● Task: Return every entry exactly.
------------
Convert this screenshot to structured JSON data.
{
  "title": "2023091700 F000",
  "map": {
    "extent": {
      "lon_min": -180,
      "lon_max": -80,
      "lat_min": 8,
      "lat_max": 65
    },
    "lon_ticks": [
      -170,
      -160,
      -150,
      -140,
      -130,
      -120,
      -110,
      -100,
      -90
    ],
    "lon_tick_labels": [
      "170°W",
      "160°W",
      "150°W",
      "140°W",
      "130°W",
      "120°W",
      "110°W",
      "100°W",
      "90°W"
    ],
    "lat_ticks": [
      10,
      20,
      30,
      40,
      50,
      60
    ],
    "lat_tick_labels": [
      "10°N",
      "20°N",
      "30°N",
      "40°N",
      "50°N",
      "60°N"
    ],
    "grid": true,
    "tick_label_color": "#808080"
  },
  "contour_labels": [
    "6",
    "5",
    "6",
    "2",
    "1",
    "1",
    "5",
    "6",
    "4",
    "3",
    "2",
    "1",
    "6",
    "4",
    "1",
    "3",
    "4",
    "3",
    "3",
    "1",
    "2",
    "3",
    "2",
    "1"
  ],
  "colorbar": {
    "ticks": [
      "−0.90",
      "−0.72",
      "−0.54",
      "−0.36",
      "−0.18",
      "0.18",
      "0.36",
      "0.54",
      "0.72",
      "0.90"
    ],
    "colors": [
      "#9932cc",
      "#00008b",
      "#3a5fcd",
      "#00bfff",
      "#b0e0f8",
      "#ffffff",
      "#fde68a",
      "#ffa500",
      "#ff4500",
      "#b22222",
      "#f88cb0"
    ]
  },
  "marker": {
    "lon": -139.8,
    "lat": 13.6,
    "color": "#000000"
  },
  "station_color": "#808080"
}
------------
● Task solution:
Convert this screenshot to structured JSON data.
{
  "title": "2023091700 F000",
  "map": {
    "extent": {
      "lon_min": -180,
      "lon_max": -80,
      "lat_min": 8,
      "lat_max": 65
    },
    "lon_ticks": [
      -170,
      -160,
      -150,
      -140,
      -130,
      -120,
      -110,
      -100,
      -90
    ],
    "lon_tick_labels": [
      "170°W",
      "160°W",
      "150°W",
      "140°W",
      "130°W",
      "120°W",
      "110°W",
      "100°W",
      "90°W"
    ],
    "lat_ticks": [
      10,
      20,
      30,
      40,
      50,
      60
    ],
    "lat_tick_labels": [
      "10°N",
      "20°N",
      "30°N",
      "40°N",
      "50°N",
      "60°N"
    ],
    "grid": true,
    "tick_label_color": "#808080"
  },
  "contour_labels": [
    "6",
    "5",
    "6",
    "2",
    "1",
    "1",
    "5",
    "6",
    "4",
    "3",
    "2",
    "1",
    "6",
    "4",
    "1",
    "3",
    "4",
    "3",
    "3",
    "1",
    "2",
    "3",
    "2",
    "1"
  ],
  "colorbar": {
    "ticks": [
      "−0.90",
      "−0.72",
      "−0.54",
      "−0.36",
      "−0.18",
      "0.18",
      "0.36",
      "0.54",
      "0.72",
      "0.90"
    ],
    "colors": [
      "#9932cc",
      "#00008b",
      "#3a5fcd",
      "#00bfff",
      "#b0e0f8",
      "#ffffff",
      "#fde68a",
      "#ffa500",
      "#ff4500",
      "#b22222",
      "#f88cb0"
    ]
  },
  "marker": {
    "lon": -139.8,
    "lat": 13.6,
    "color": "#000000"
  },
  "station_color": "#808080"
}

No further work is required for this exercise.